┏━━

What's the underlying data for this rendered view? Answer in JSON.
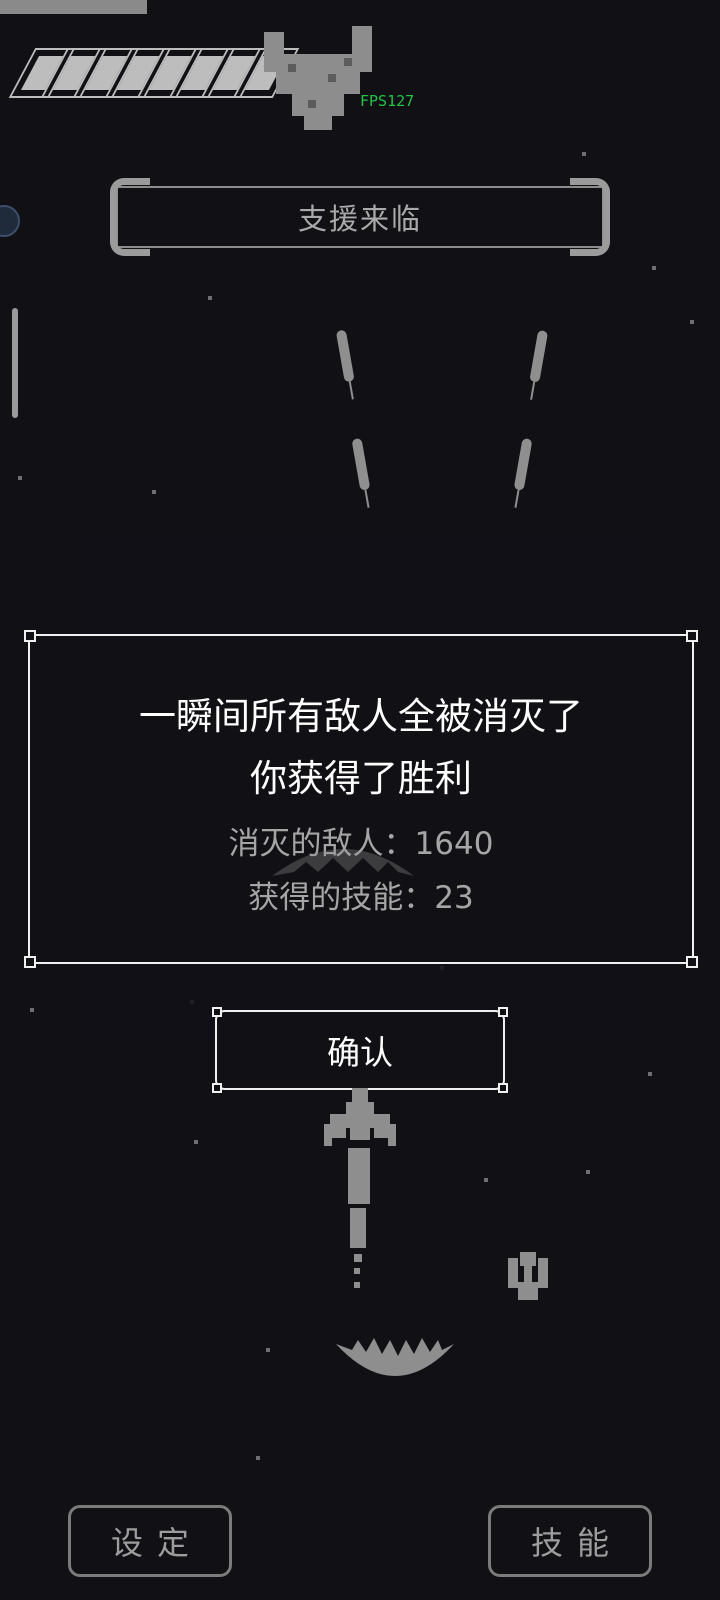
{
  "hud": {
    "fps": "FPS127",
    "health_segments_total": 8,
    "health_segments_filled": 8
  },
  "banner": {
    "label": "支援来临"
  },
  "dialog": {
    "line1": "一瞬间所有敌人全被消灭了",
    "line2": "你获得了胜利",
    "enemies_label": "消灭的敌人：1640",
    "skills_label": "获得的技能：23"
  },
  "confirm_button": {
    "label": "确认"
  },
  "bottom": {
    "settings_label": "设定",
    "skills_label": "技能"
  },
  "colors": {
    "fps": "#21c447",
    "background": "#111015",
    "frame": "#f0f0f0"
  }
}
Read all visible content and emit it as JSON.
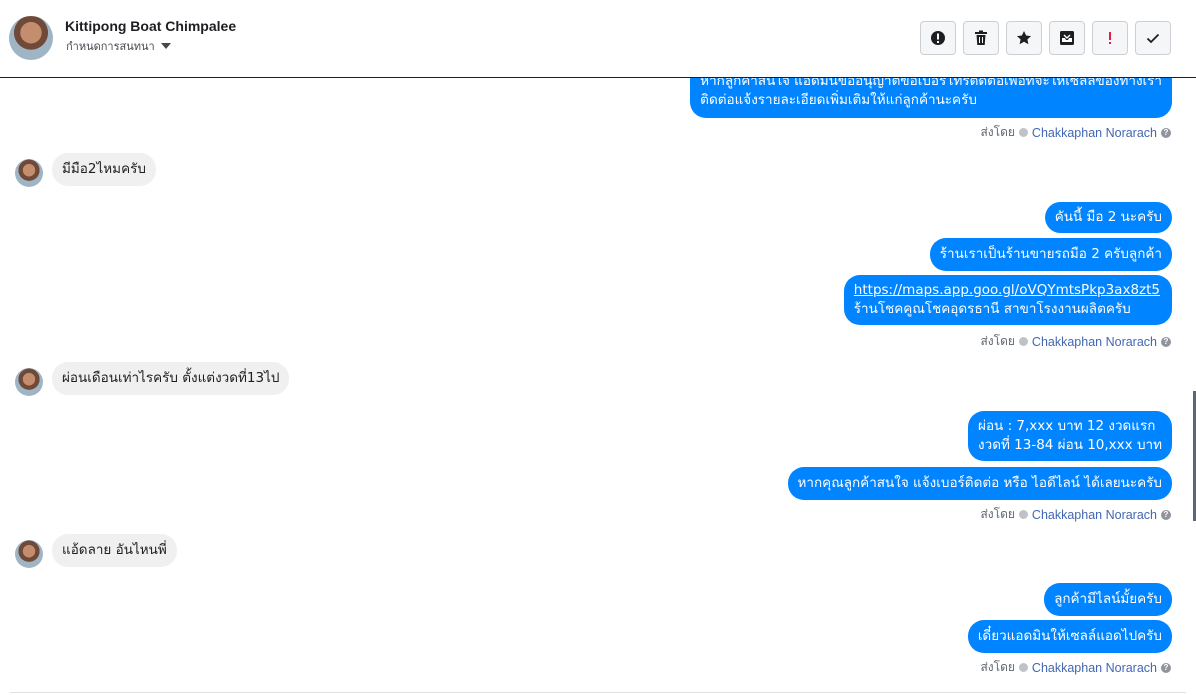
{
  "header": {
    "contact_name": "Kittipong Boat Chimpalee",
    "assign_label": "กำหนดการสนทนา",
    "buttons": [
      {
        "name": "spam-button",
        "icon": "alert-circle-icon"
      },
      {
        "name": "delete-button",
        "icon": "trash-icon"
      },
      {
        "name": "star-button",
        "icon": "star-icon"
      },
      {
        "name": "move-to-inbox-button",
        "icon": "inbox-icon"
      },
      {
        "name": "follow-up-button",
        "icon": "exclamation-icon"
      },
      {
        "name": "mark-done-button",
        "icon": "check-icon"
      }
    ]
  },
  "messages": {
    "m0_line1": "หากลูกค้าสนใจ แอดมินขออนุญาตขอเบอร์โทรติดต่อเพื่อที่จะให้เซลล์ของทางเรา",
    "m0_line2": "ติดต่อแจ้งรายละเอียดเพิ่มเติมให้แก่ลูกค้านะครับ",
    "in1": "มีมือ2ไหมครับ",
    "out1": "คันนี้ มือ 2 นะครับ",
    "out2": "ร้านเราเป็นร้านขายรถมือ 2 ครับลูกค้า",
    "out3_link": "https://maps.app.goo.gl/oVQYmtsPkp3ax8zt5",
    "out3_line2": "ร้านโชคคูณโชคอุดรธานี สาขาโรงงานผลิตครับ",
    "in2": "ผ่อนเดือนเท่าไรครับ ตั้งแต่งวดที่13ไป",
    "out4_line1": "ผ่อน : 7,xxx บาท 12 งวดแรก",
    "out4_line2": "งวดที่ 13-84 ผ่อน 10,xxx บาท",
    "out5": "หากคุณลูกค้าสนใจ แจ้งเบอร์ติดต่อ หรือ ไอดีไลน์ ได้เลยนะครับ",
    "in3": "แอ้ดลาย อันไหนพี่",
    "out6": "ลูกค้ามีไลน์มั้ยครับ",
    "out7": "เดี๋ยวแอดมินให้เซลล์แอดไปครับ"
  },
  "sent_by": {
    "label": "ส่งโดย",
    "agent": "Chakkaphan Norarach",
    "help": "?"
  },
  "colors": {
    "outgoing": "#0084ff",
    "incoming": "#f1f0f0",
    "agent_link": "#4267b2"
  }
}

┗━━

*DIRECTION*. Reproduce the material above in full and without alteration, but skip all pictures.

*WORKED ANSWER*.
What's the underlying data for this rendered view? Answer in JSON.
{
  "hud": {
    "fps": "FPS127",
    "health_segments_total": 8,
    "health_segments_filled": 8
  },
  "banner": {
    "label": "支援来临"
  },
  "dialog": {
    "line1": "一瞬间所有敌人全被消灭了",
    "line2": "你获得了胜利",
    "enemies_label": "消灭的敌人：1640",
    "skills_label": "获得的技能：23"
  },
  "confirm_button": {
    "label": "确认"
  },
  "bottom": {
    "settings_label": "设定",
    "skills_label": "技能"
  },
  "colors": {
    "fps": "#21c447",
    "background": "#111015",
    "frame": "#f0f0f0"
  }
}
Read all visible content and emit it as JSON.
{
  "header": {
    "contact_name": "Kittipong Boat Chimpalee",
    "assign_label": "กำหนดการสนทนา",
    "buttons": [
      {
        "name": "spam-button",
        "icon": "alert-circle-icon"
      },
      {
        "name": "delete-button",
        "icon": "trash-icon"
      },
      {
        "name": "star-button",
        "icon": "star-icon"
      },
      {
        "name": "move-to-inbox-button",
        "icon": "inbox-icon"
      },
      {
        "name": "follow-up-button",
        "icon": "exclamation-icon"
      },
      {
        "name": "mark-done-button",
        "icon": "check-icon"
      }
    ]
  },
  "messages": {
    "m0_line1": "หากลูกค้าสนใจ แอดมินขออนุญาตขอเบอร์โทรติดต่อเพื่อที่จะให้เซลล์ของทางเรา",
    "m0_line2": "ติดต่อแจ้งรายละเอียดเพิ่มเติมให้แก่ลูกค้านะครับ",
    "in1": "มีมือ2ไหมครับ",
    "out1": "คันนี้ มือ 2 นะครับ",
    "out2": "ร้านเราเป็นร้านขายรถมือ 2 ครับลูกค้า",
    "out3_link": "https://maps.app.goo.gl/oVQYmtsPkp3ax8zt5",
    "out3_line2": "ร้านโชคคูณโชคอุดรธานี สาขาโรงงานผลิตครับ",
    "in2": "ผ่อนเดือนเท่าไรครับ ตั้งแต่งวดที่13ไป",
    "out4_line1": "ผ่อน : 7,xxx บาท 12 งวดแรก",
    "out4_line2": "งวดที่ 13-84 ผ่อน 10,xxx บาท",
    "out5": "หากคุณลูกค้าสนใจ แจ้งเบอร์ติดต่อ หรือ ไอดีไลน์ ได้เลยนะครับ",
    "in3": "แอ้ดลาย อันไหนพี่",
    "out6": "ลูกค้ามีไลน์มั้ยครับ",
    "out7": "เดี๋ยวแอดมินให้เซลล์แอดไปครับ"
  },
  "sent_by": {
    "label": "ส่งโดย",
    "agent": "Chakkaphan Norarach",
    "help": "?"
  },
  "colors": {
    "outgoing": "#0084ff",
    "incoming": "#f1f0f0",
    "agent_link": "#4267b2"
  }
}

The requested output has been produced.